> **TEXT SECTION**
We sit down on sofas looking out on to a garden dotted with bright geraniums in pots. I look from his intelligent, bespectacled face and responsive smile down to his bedroom slippers (Uniqlo, at a guess). He has a casual, out-to-pasture look and behaves as if he cannot shake the suspicion he might rival one of his own slow horses or “joes” [Le Carré’s coinage]. There has been speculation, of a fruitless sort, about whether Herron might have been a spy. After all, Graham Greene, Ian Fleming and John le Carré were spies: Greene for MI6, le Carré for MI5 and MI6, and Fleming worked in naval intelligence. On Radio 4’s Bookclub, James Naughtie recently raised this question and was gently sent packing. But would he have made a good spy? “I’d have made an awful spy. I’m lacking in practical abilities. These days, most spying is done from a technological perspective – which I’d be no good at. I don’t have a smartphone. I don’t have wifi.” Nor, it turns out, does he drive.

He would happily have you believe him a backward incompetent and, more than once, refers to his laziness. But his approach to tech has been anything but idle and began as a calculation. In his early days, he was a subeditor on a legal magazine, the Employment Law Brief. He was commuting from Oxford to London and trying his hand at detective fiction in the evenings: “I was very time-poor. I had only an hour of energy with which to write once home. If I’d been answering emails, that energy would have been dissipated.” Before the Jackson Lamb thrillers, he published a detective series with Oxford-based investigator Zoë Boehm, before switching to espionage.

Success did not come overnight. Slow Horses, the first in the Slough House series, dawdled. It is a compelling novel about a nationalist group, Sons of Albion, who kidnap a British Muslim standup comic, threatening to behead him within 48 hours. First published by Constable & Robinson in 2010, it sold poorly but Herron was not discouraged: “I’d concluded that I was never going to be a bestseller, but I’d had some books [published] and they were on my shelves – even if they weren’t on anybody else’s [laughs]. I wasn’t writing for money or acclaim, I was writing because that’s what I do. It fulfils me.” Then, one day, Mark Richards, an editor who had arrived at John Murray from Fourth Estate, picked up Slow Horses at Liverpool Street station by chance – and recognised Herron’s potential. But even republished under a new roof, Slow Horses remained a slow burner before, a couple of years later, taking off. What made the difference? “I’ve always thought a story has its own time. The book’s mood seemed to fit that of post-Brexit Britain, but it would also be criminal to overlook the marketing campaigns John Murray undertook.” And he quietly adds, “Obviously, I’m very happy with the way things have turned out.”

> **JOB 1**
Using the profile of Herron, answer these questions:
(a) What legal magazine did Herron work on as a subeditor?
(b) What group kidnaps the comic in Slow Horses?
(c) Where did Mark Richards pick up Slow Horses?

> **DATASET RECORDS**
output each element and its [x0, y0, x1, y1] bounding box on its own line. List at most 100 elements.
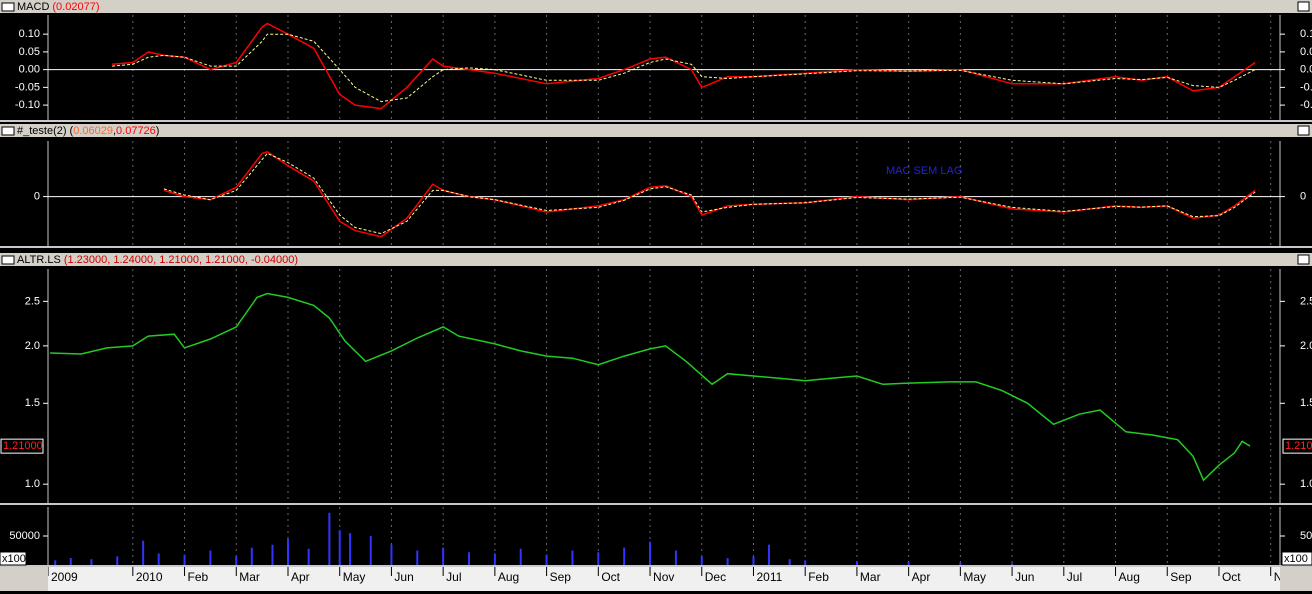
volume-bar: [649, 541, 652, 565]
last-price-box: [1282, 438, 1312, 454]
close-button[interactable]: [1297, 254, 1310, 265]
pane-header: [0, 124, 1312, 137]
x-tick-label: Jul: [446, 570, 461, 584]
volume-bar: [235, 556, 238, 565]
volume-bar: [307, 548, 310, 565]
y-tick-label-right: -0.10: [1300, 99, 1312, 111]
x-tick-label: Apr: [291, 570, 310, 584]
series-line: [112, 33, 1256, 103]
y-tick-label-right: 2.5: [1300, 295, 1312, 307]
volume-bar: [271, 544, 274, 565]
readout: 0.06029: [73, 125, 113, 137]
y-tick-label-right: 0: [1300, 190, 1306, 202]
x-tick-label: Oct: [601, 570, 620, 584]
y-tick-label-right: 0.05: [1300, 46, 1312, 58]
last-price-box: [0, 438, 44, 454]
y-tick-label-right: -0.05: [1300, 81, 1312, 93]
volume-bar: [90, 559, 93, 565]
volume-bar: [328, 512, 331, 565]
x-tick-label: Nov: [1274, 570, 1295, 584]
x-tick-label: Jun: [394, 570, 413, 584]
time-axis: [0, 567, 1312, 591]
volume-bar: [209, 550, 212, 565]
y-tick-label-right: 1.5: [1300, 397, 1312, 409]
x-tick-label: Jul: [1067, 570, 1082, 584]
x-tick-label: May: [343, 570, 366, 584]
x-tick-label: 2011: [756, 570, 782, 584]
annotation: MAC SEM LAG: [886, 165, 962, 177]
pane-header: [0, 0, 1312, 13]
volume-bar: [804, 560, 807, 565]
readout: ): [156, 125, 160, 137]
pane-title: MACD: [17, 1, 49, 13]
volume-bar: [674, 550, 677, 565]
y-tick-label-right: 0.10: [1300, 28, 1312, 40]
close-button[interactable]: [1297, 1, 1310, 12]
last-price-label: 1.21000: [3, 440, 43, 452]
pane-header: [0, 253, 1312, 266]
x-tick-label: Sep: [550, 570, 572, 584]
volume-bar: [752, 556, 755, 565]
x-tick-label: Aug: [1119, 570, 1140, 584]
x-tick-label: Jun: [1015, 570, 1034, 584]
volume-bar: [855, 561, 858, 565]
time-axis-gutter: [1280, 567, 1312, 591]
y-tick-label: 0.10: [19, 28, 40, 40]
pane-icon: [1, 255, 15, 265]
volume-bar: [69, 558, 72, 565]
volume-bar: [442, 547, 445, 565]
x-tick-label: Nov: [653, 570, 674, 584]
pane-icon: [1, 2, 15, 12]
y-tick-label: 0.00: [19, 64, 40, 76]
time-axis-labels: 2009 2010 Feb Mar Apr May Jun Jul Aug Sep Oct Nov De…: [48, 567, 1295, 584]
readout: (: [70, 125, 74, 137]
volume-bar: [116, 556, 119, 565]
volume-bar: [286, 538, 289, 565]
y-tick-label: 50000: [9, 530, 40, 542]
volume-bar: [54, 560, 57, 565]
volume-bar: [416, 550, 419, 565]
readout: ,: [113, 125, 116, 137]
unit-box: [1281, 551, 1312, 566]
y-tick-label: -0.05: [15, 81, 40, 93]
unit-label: x100: [1284, 553, 1308, 565]
volume-bar: [493, 553, 496, 565]
volume-bar: [907, 562, 910, 565]
volume-bar: [369, 536, 372, 565]
volume-bar: [700, 556, 703, 565]
x-tick-label: Mar: [860, 570, 881, 584]
x-tick-label: Apr: [912, 570, 931, 584]
y-tick-label-right: 1.0: [1300, 478, 1312, 490]
unit-box: [0, 551, 27, 566]
y-tick-label: 2.5: [25, 295, 40, 307]
x-tick-label: 2010: [136, 570, 163, 584]
y-tick-label: 1.0: [25, 478, 40, 490]
volume-bar: [519, 548, 522, 565]
pane-icon: [1, 126, 15, 136]
y-tick-label: 0: [34, 190, 40, 202]
unit-label: x100: [2, 553, 26, 565]
volume-bar: [545, 554, 548, 565]
readout: 0.07726: [116, 125, 156, 137]
series-line: [50, 292, 1251, 482]
series-line: [163, 152, 1256, 235]
readout: (1.23000, 1.24000, 1.21000, 1.21000, -0.…: [64, 254, 298, 266]
last-price-label: 1.21000: [1285, 440, 1312, 452]
volume-bar: [468, 552, 471, 565]
volume-bar: [571, 550, 574, 565]
x-tick-label: 2009: [51, 570, 78, 584]
x-tick-label: Feb: [188, 570, 209, 584]
x-tick-label: Feb: [808, 570, 829, 584]
x-tick-label: Sep: [1170, 570, 1192, 584]
x-tick-label: Oct: [1222, 570, 1241, 584]
volume-bar: [959, 562, 962, 565]
volume-bar: [767, 544, 770, 565]
readout: (0.02077): [52, 1, 99, 13]
pane-title: #_teste(2): [17, 125, 67, 137]
series-line: [163, 150, 1256, 238]
close-button[interactable]: [1297, 125, 1310, 136]
x-tick-label: May: [963, 570, 986, 584]
y-tick-label-right: 50000: [1300, 530, 1312, 542]
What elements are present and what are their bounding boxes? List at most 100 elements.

> **JOB 2**
From the records, pull out the lines beginning with the one containing "volume-bar: [649, 541, 652, 565]" and continuing through the one containing "x-tick-label: Nov: [1274, 570, 1295, 584]", copying each line unchanged.

> **WORKED SOLUTION 1**
(a) The Employment Law Brief
(b) Sons of Albion, a nationalist group
(c) At Liverpool Street station

> **WORKED SOLUTION 2**
volume-bar: [649, 541, 652, 565]
last-price-box: [1282, 438, 1312, 454]
close-button[interactable]: [1297, 254, 1310, 265]
pane-header: [0, 124, 1312, 137]
x-tick-label: Jul: [446, 570, 461, 584]
volume-bar: [235, 556, 238, 565]
volume-bar: [307, 548, 310, 565]
y-tick-label-right: -0.10: [1300, 99, 1312, 111]
x-tick-label: Apr: [291, 570, 310, 584]
series-line: [112, 33, 1256, 103]
y-tick-label-right: 2.5: [1300, 295, 1312, 307]
volume-bar: [271, 544, 274, 565]
readout: 0.06029: [73, 125, 113, 137]
y-tick-label-right: 0: [1300, 190, 1306, 202]
x-tick-label: Oct: [601, 570, 620, 584]
y-tick-label-right: 0.05: [1300, 46, 1312, 58]
last-price-box: [0, 438, 44, 454]
y-tick-label-right: -0.05: [1300, 81, 1312, 93]
volume-bar: [90, 559, 93, 565]
volume-bar: [328, 512, 331, 565]
x-tick-label: Nov: [1274, 570, 1295, 584]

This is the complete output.